> _Short task_
Locate the word "page" in the data below, then copy every line that holds it.

> _Dataset records_
▬▬▬▬▬▬▬▬▬▬

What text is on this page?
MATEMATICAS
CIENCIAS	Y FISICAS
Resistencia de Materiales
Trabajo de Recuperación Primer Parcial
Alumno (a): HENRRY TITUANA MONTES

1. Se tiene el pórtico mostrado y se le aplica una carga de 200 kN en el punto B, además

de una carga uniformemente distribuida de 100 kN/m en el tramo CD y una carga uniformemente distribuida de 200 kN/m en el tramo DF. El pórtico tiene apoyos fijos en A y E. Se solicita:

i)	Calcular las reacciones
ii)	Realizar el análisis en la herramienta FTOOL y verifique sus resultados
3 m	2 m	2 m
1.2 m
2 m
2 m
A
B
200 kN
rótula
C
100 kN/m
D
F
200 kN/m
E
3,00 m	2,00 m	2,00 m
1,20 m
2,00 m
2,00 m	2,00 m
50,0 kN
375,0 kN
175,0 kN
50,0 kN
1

▬▬▬▬▬▬▬▬▬▬

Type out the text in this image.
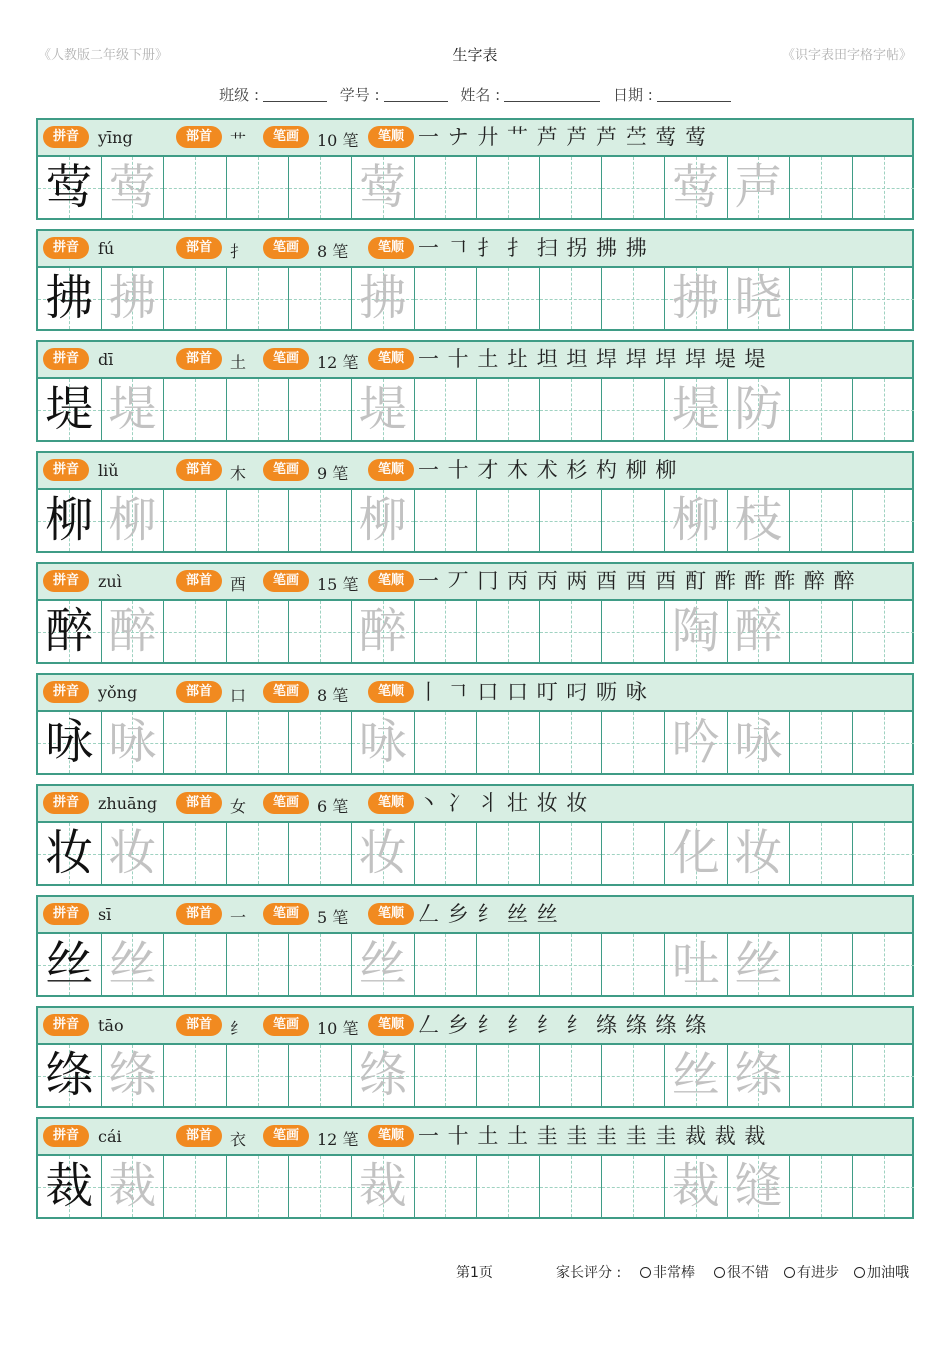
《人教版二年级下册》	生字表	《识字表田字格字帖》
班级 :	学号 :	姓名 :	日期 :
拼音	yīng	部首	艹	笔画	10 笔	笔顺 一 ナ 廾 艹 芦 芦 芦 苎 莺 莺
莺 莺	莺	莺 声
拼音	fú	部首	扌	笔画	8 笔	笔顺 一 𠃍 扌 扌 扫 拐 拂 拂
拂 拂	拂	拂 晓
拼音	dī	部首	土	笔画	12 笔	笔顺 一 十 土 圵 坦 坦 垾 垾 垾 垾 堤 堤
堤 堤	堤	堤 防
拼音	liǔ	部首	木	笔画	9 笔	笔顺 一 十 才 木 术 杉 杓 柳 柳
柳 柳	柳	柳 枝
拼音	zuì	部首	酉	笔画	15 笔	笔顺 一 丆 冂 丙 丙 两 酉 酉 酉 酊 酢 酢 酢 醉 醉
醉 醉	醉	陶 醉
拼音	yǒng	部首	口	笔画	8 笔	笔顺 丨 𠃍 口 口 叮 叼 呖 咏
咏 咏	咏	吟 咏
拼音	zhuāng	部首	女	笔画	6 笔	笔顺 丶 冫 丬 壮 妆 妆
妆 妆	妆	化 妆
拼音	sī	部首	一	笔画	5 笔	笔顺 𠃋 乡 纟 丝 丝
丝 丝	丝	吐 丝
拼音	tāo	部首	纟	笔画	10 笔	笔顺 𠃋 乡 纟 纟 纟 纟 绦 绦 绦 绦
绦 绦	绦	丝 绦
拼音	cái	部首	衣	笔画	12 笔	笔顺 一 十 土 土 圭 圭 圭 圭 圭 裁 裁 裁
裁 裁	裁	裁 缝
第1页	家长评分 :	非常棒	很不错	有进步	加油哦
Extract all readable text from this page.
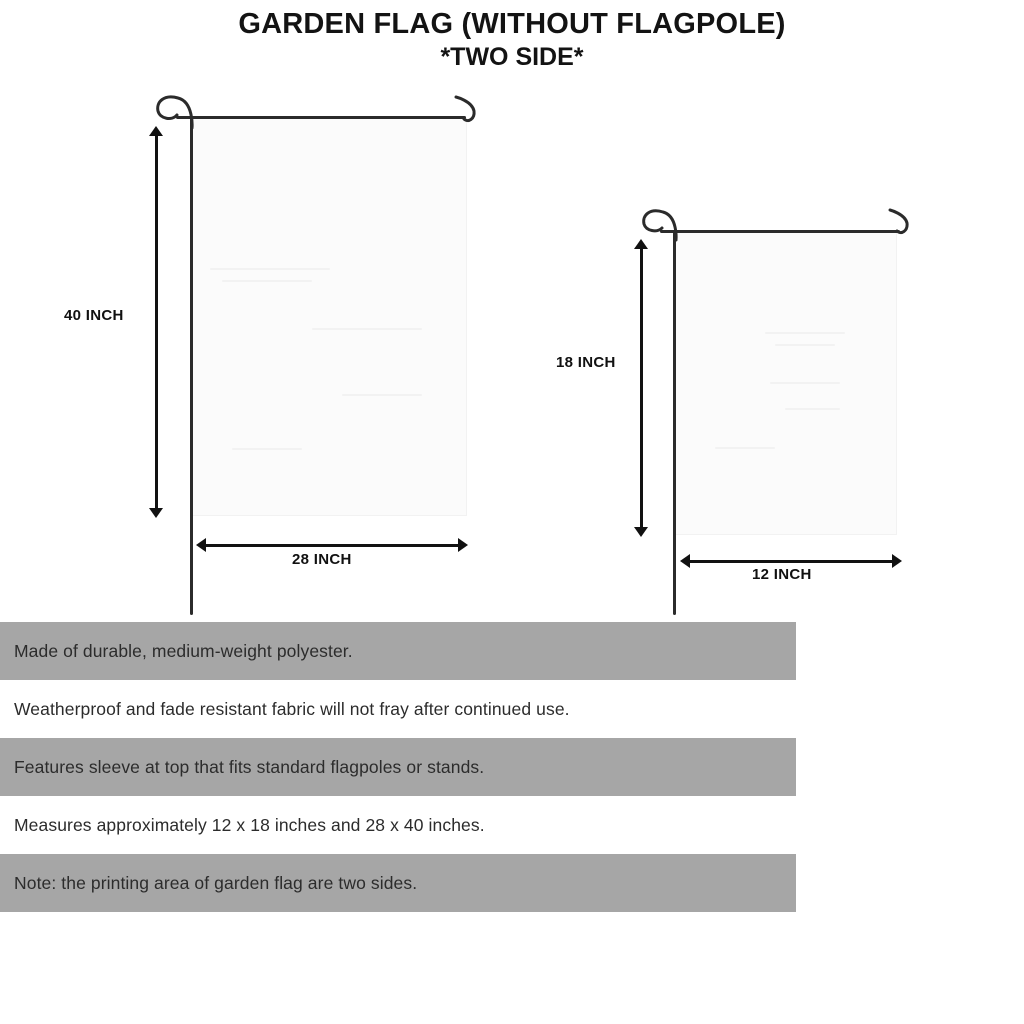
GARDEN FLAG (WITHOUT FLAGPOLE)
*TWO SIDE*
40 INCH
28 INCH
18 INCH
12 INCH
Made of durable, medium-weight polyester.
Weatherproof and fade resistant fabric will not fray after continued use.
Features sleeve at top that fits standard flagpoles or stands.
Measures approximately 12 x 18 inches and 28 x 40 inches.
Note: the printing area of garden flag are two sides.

▬▬▬▬▬▬▬▬▬▬

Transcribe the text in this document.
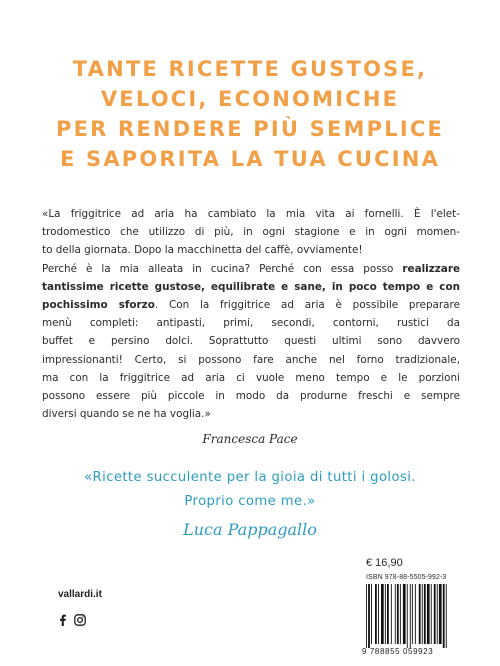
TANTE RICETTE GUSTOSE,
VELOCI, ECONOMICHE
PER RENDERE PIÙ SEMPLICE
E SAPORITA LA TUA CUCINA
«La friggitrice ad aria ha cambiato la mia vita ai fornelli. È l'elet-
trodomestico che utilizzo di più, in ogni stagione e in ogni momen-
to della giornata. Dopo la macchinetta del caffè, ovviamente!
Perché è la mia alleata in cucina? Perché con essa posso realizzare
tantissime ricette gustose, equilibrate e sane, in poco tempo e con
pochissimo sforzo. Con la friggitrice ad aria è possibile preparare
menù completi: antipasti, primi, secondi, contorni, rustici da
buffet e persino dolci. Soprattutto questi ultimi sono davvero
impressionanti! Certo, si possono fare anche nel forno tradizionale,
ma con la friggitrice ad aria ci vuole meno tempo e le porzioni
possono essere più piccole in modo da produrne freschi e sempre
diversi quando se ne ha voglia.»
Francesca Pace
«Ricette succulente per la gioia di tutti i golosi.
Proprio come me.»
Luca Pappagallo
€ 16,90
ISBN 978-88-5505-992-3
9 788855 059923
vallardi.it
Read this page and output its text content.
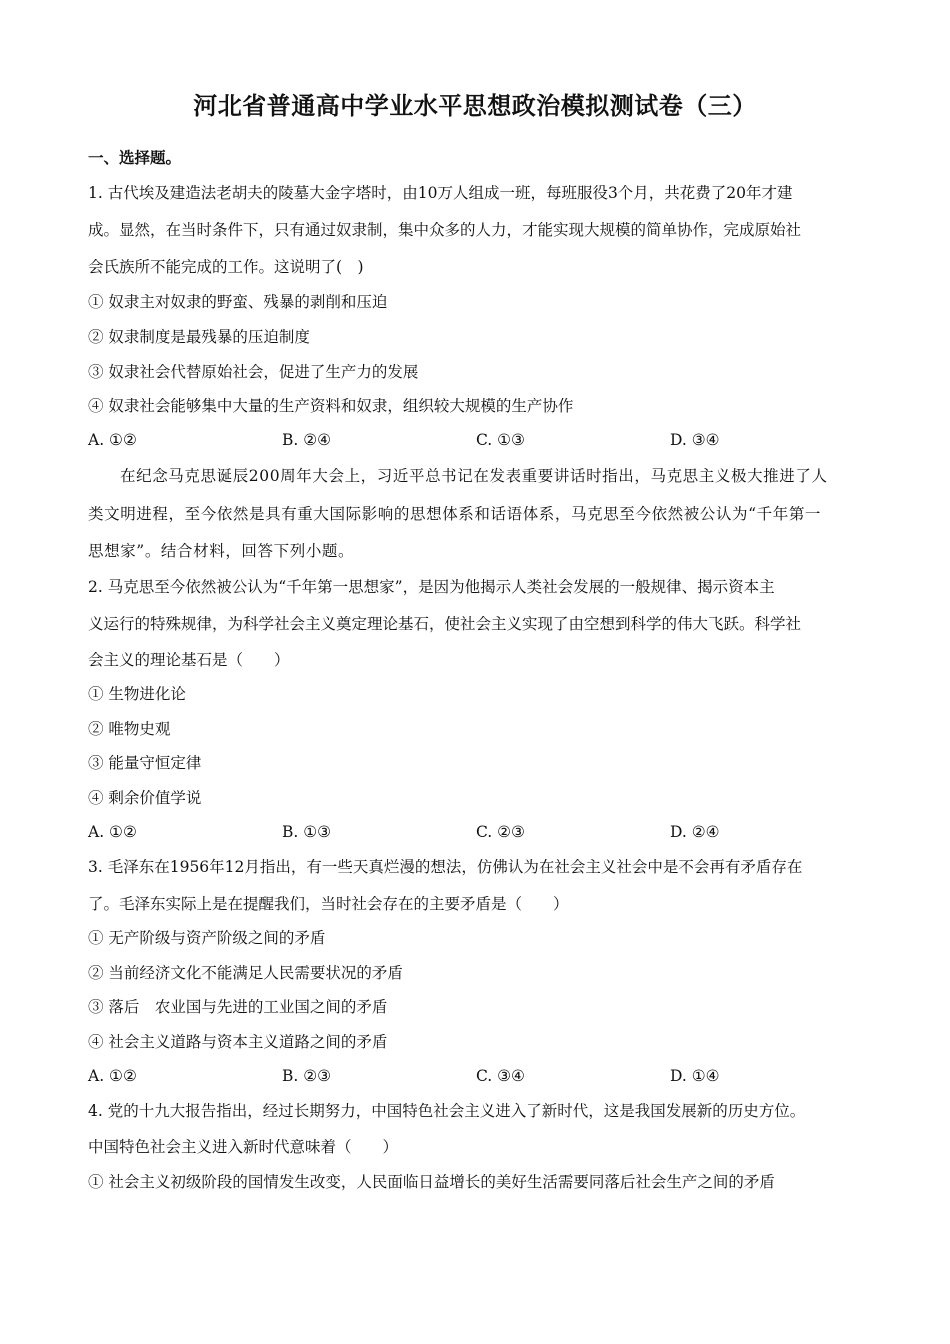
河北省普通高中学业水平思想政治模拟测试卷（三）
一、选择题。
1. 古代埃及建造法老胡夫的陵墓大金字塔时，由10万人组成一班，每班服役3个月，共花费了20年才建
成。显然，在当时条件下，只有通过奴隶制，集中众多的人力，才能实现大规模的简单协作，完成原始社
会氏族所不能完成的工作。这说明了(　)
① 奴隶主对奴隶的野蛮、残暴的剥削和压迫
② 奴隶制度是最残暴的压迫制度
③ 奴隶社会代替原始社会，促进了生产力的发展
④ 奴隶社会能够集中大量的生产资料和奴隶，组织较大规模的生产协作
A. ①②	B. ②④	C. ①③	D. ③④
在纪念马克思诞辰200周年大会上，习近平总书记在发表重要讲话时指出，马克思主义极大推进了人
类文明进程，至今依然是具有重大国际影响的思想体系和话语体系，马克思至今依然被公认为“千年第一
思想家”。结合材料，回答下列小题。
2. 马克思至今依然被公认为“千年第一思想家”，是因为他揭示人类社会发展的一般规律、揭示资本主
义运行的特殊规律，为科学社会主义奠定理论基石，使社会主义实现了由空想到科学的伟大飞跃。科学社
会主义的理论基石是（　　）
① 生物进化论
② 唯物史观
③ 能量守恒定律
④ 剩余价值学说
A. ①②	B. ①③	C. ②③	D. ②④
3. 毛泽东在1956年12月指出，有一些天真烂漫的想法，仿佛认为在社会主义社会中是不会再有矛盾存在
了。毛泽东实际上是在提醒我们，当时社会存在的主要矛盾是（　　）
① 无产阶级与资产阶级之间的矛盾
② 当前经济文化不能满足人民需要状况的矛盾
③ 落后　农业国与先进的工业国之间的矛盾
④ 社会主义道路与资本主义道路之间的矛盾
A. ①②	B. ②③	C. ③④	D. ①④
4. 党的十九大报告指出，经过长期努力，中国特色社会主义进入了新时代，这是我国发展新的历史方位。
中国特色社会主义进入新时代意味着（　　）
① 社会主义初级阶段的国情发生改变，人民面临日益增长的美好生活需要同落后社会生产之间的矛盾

▬▬▬▬▬▬▬▬▬▬

> _Finished exercise_
What text is on this page?
Extract all readable text from this page.
Read this page and output its text content.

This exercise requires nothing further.